**TO BE DONE:** Keep every line where the word "legal" appears; drop the rest.

**EXTRACTED RECORDS:**
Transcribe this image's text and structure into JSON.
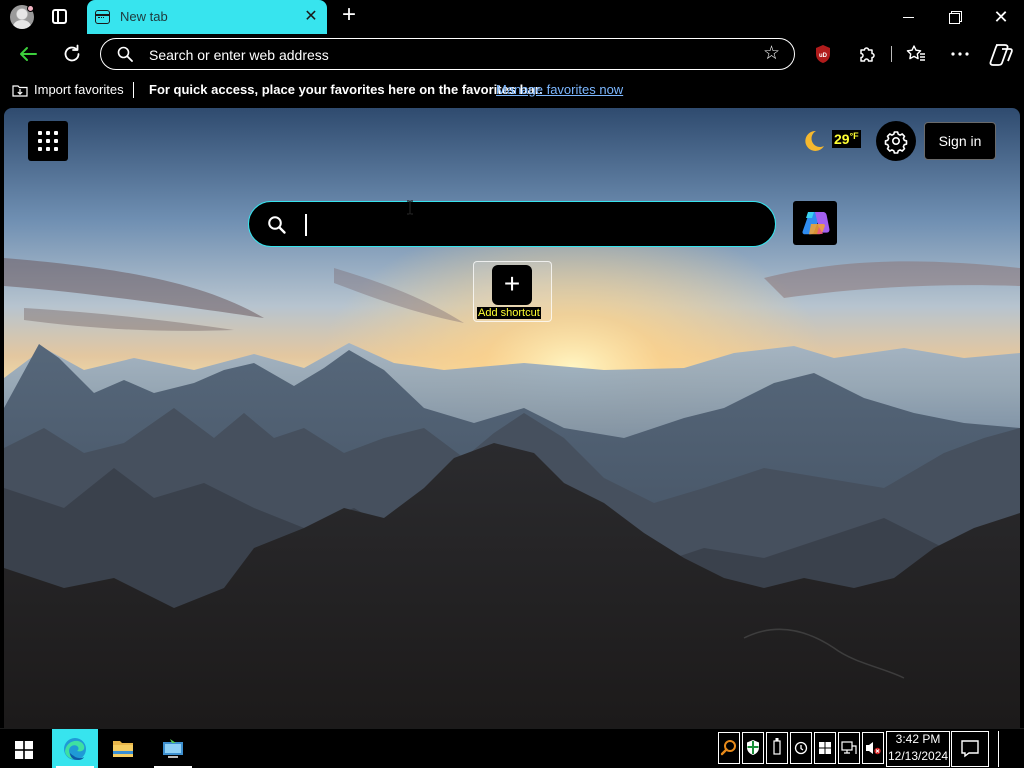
{
  "browser": {
    "tab": {
      "title": "New tab",
      "close_glyph": "✕"
    },
    "new_tab_glyph": "+",
    "window_controls": {
      "close_glyph": "✕"
    },
    "address_bar": {
      "placeholder": "Search or enter web address",
      "star_glyph": "☆"
    },
    "toolbar_icons": [
      "back-arrow-icon",
      "refresh-icon",
      "favorite-star-icon",
      "ublock-icon",
      "extensions-icon",
      "favorites-icon",
      "more-icon",
      "copilot-icon"
    ],
    "favorites_bar": {
      "import_label": "Import favorites",
      "message": "For quick access, place your favorites here on the favorites bar.",
      "link_label": "Manage favorites now"
    }
  },
  "ntp": {
    "weather": {
      "temperature": "29",
      "unit": "°F",
      "icon": "moon-icon"
    },
    "sign_in_label": "Sign in",
    "search_value": "",
    "shortcut": {
      "plus_glyph": "+",
      "label": "Add shortcut"
    }
  },
  "taskbar": {
    "time": "3:42 PM",
    "date": "12/13/2024",
    "pinned": [
      "edge-icon",
      "file-explorer-icon",
      "remote-desktop-icon"
    ]
  },
  "colors": {
    "accent": "#37e4ee",
    "back_arrow": "#3ccf3c",
    "link": "#7cb7ff",
    "highlight_text": "#ffff33"
  }
}
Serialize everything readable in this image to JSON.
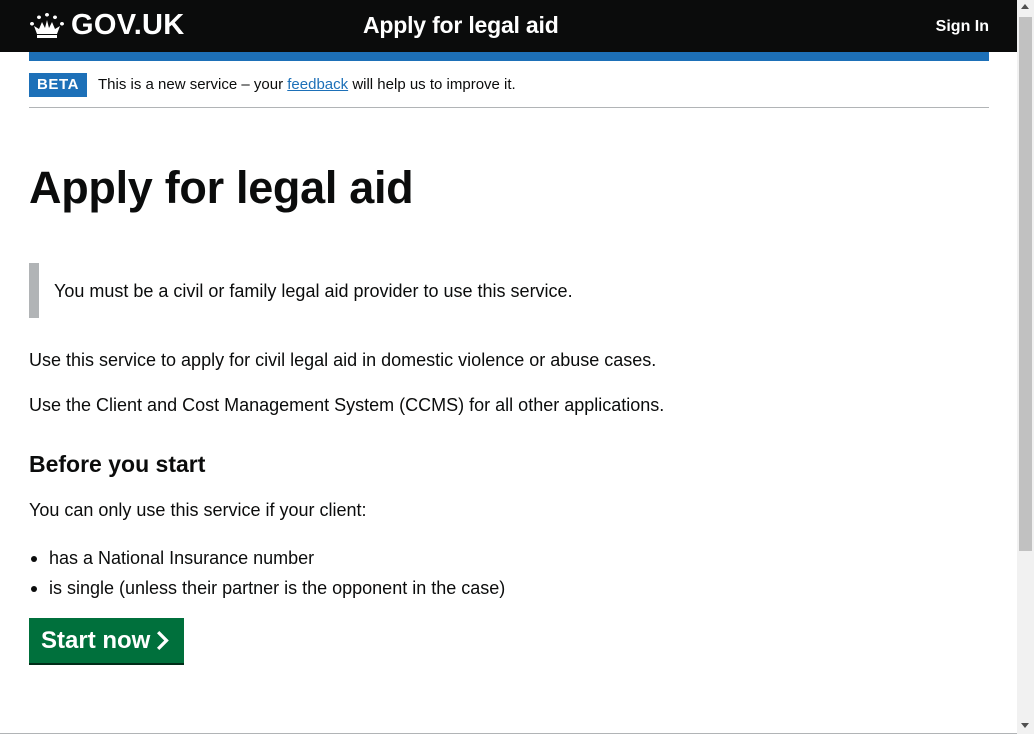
{
  "header": {
    "logo_text": "GOV.UK",
    "logo_icon": "crown-icon",
    "service_name": "Apply for legal aid",
    "sign_in_label": "Sign In"
  },
  "phase_banner": {
    "tag": "BETA",
    "text_before": "This is a new service – your",
    "link": "feedback",
    "text_after": "will help us to improve it."
  },
  "main": {
    "title": "Apply for legal aid",
    "inset_text": "You must be a civil or family legal aid provider to use this service.",
    "paragraph_1": "Use this service to apply for civil legal aid in domestic violence or abuse cases.",
    "paragraph_2": "Use the Client and Cost Management System (CCMS) for all other applications.",
    "heading": "Before you start",
    "paragraph_3": "You can only use this service if your client:",
    "list": [
      "has a National Insurance number",
      "is single (unless their partner is the opponent in the case)"
    ],
    "start_button_label": "Start now",
    "start_button_icon": "chevron-right-icon"
  },
  "colors": {
    "header_bg": "#0b0c0c",
    "brand_blue": "#1d70b8",
    "button_green": "#00703c",
    "inset_border": "#b1b4b6",
    "text": "#0b0c0c"
  }
}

**RESULT:**
    "service_name": "Apply for legal aid",
    "title": "Apply for legal aid",
    "inset_text": "You must be a civil or family legal aid provider to use this service.",
    "paragraph_1": "Use this service to apply for civil legal aid in domestic violence or abuse cases.",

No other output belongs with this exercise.